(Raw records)
===

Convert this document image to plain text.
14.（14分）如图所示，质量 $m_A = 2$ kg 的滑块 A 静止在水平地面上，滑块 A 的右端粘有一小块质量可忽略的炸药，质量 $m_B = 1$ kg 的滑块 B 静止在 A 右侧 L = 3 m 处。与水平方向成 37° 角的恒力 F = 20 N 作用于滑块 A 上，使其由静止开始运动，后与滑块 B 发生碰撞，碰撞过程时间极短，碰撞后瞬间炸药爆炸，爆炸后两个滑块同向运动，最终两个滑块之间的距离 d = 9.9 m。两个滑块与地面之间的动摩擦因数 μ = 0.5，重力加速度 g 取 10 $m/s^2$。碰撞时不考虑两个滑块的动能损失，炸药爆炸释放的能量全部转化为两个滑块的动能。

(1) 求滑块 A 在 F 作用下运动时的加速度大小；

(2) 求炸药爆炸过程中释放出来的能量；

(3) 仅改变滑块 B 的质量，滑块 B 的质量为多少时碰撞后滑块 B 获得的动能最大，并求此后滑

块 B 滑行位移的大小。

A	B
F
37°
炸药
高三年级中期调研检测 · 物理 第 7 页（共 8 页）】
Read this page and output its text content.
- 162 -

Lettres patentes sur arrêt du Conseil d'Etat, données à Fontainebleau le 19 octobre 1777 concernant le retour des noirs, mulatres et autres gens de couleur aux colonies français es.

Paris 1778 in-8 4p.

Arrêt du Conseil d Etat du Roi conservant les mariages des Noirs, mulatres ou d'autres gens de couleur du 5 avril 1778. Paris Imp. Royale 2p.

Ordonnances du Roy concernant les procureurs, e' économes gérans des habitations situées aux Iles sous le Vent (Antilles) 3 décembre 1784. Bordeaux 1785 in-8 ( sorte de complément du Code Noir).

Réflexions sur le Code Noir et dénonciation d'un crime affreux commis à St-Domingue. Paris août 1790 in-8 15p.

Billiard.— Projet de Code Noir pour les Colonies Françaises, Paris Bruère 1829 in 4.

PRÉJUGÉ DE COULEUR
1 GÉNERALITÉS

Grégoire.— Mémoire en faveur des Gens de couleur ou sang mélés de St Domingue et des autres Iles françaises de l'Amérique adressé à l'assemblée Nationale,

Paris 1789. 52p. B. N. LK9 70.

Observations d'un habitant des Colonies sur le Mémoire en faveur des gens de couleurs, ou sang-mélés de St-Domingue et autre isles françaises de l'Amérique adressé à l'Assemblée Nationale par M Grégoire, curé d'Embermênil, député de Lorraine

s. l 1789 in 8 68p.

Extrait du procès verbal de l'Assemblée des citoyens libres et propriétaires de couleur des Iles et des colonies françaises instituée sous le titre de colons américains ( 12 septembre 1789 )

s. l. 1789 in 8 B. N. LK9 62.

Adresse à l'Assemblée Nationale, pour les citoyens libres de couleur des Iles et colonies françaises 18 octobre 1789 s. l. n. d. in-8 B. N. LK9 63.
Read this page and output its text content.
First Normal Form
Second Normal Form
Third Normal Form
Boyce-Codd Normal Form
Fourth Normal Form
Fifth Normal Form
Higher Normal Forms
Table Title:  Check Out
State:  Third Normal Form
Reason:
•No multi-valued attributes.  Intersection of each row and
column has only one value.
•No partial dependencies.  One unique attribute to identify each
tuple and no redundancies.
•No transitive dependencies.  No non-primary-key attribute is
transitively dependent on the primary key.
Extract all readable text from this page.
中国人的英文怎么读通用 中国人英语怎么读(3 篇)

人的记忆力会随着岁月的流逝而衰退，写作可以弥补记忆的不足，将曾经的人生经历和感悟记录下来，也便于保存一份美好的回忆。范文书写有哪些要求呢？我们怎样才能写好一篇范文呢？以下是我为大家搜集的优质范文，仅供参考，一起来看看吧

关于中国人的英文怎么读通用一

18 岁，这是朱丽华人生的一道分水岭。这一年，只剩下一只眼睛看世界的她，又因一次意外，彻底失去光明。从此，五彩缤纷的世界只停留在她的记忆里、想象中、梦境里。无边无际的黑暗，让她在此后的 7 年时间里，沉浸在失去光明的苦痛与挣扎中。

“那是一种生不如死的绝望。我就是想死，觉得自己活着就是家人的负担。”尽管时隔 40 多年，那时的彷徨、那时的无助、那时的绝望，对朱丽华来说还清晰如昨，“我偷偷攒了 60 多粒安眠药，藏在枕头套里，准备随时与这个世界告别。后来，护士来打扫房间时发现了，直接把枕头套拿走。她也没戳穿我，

===

Reproduce each entry from the records above, character for character.

- OUTPUT OF THE TASK:
Convert this document image to plain text.
14.（14分）如图所示，质量 $m_A = 2$ kg 的滑块 A 静止在水平地面上，滑块 A 的右端粘有一小块质量可忽略的炸药，质量 $m_B = 1$ kg 的滑块 B 静止在 A 右侧 L = 3 m 处。与水平方向成 37° 角的恒力 F = 20 N 作用于滑块 A 上，使其由静止开始运动，后与滑块 B 发生碰撞，碰撞过程时间极短，碰撞后瞬间炸药爆炸，爆炸后两个滑块同向运动，最终两个滑块之间的距离 d = 9.9 m。两个滑块与地面之间的动摩擦因数 μ = 0.5，重力加速度 g 取 10 $m/s^2$。碰撞时不考虑两个滑块的动能损失，炸药爆炸释放的能量全部转化为两个滑块的动能。

(1) 求滑块 A 在 F 作用下运动时的加速度大小；

(2) 求炸药爆炸过程中释放出来的能量；

(3) 仅改变滑块 B 的质量，滑块 B 的质量为多少时碰撞后滑块 B 获得的动能最大，并求此后滑

块 B 滑行位移的大小。

A	B
F
37°
炸药
高三年级中期调研检测 · 物理 第 7 页（共 8 页）】
Read this page and output its text content.
- 162 -

Lettres patentes sur arrêt du Conseil d'Etat, données à Fontainebleau le 19 octobre 1777 concernant le retour des noirs, mulatres et autres gens de couleur aux colonies français es.

Paris 1778 in-8 4p.

Arrêt du Conseil d Etat du Roi conservant les mariages des Noirs, mulatres ou d'autres gens de couleur du 5 avril 1778. Paris Imp. Royale 2p.

Ordonnances du Roy concernant les procureurs, e' économes gérans des habitations situées aux Iles sous le Vent (Antilles) 3 décembre 1784. Bordeaux 1785 in-8 ( sorte de complément du Code Noir).

Réflexions sur le Code Noir et dénonciation d'un crime affreux commis à St-Domingue. Paris août 1790 in-8 15p.

Billiard.— Projet de Code Noir pour les Colonies Françaises, Paris Bruère 1829 in 4.

PRÉJUGÉ DE COULEUR
1 GÉNERALITÉS

Grégoire.— Mémoire en faveur des Gens de couleur ou sang mélés de St Domingue et des autres Iles françaises de l'Amérique adressé à l'assemblée Nationale,

Paris 1789. 52p. B. N. LK9 70.

Observations d'un habitant des Colonies sur le Mémoire en faveur des gens de couleurs, ou sang-mélés de St-Domingue et autre isles françaises de l'Amérique adressé à l'Assemblée Nationale par M Grégoire, curé d'Embermênil, député de Lorraine

s. l 1789 in 8 68p.

Extrait du procès verbal de l'Assemblée des citoyens libres et propriétaires de couleur des Iles et des colonies françaises instituée sous le titre de colons américains ( 12 septembre 1789 )

s. l. 1789 in 8 B. N. LK9 62.

Adresse à l'Assemblée Nationale, pour les citoyens libres de couleur des Iles et colonies françaises 18 octobre 1789 s. l. n. d. in-8 B. N. LK9 63.
Read this page and output its text content.
First Normal Form
Second Normal Form
Third Normal Form
Boyce-Codd Normal Form
Fourth Normal Form
Fifth Normal Form
Higher Normal Forms
Table Title:  Check Out
State:  Third Normal Form
Reason:
•No multi-valued attributes.  Intersection of each row and
column has only one value.
•No partial dependencies.  One unique attribute to identify each
tuple and no redundancies.
•No transitive dependencies.  No non-primary-key attribute is
transitively dependent on the primary key.
Extract all readable text from this page.
中国人的英文怎么读通用 中国人英语怎么读(3 篇)

人的记忆力会随着岁月的流逝而衰退，写作可以弥补记忆的不足，将曾经的人生经历和感悟记录下来，也便于保存一份美好的回忆。范文书写有哪些要求呢？我们怎样才能写好一篇范文呢？以下是我为大家搜集的优质范文，仅供参考，一起来看看吧

关于中国人的英文怎么读通用一

18 岁，这是朱丽华人生的一道分水岭。这一年，只剩下一只眼睛看世界的她，又因一次意外，彻底失去光明。从此，五彩缤纷的世界只停留在她的记忆里、想象中、梦境里。无边无际的黑暗，让她在此后的 7 年时间里，沉浸在失去光明的苦痛与挣扎中。

“那是一种生不如死的绝望。我就是想死，觉得自己活着就是家人的负担。”尽管时隔 40 多年，那时的彷徨、那时的无助、那时的绝望，对朱丽华来说还清晰如昨，“我偷偷攒了 60 多粒安眠药，藏在枕头套里，准备随时与这个世界告别。后来，护士来打扫房间时发现了，直接把枕头套拿走。她也没戳穿我，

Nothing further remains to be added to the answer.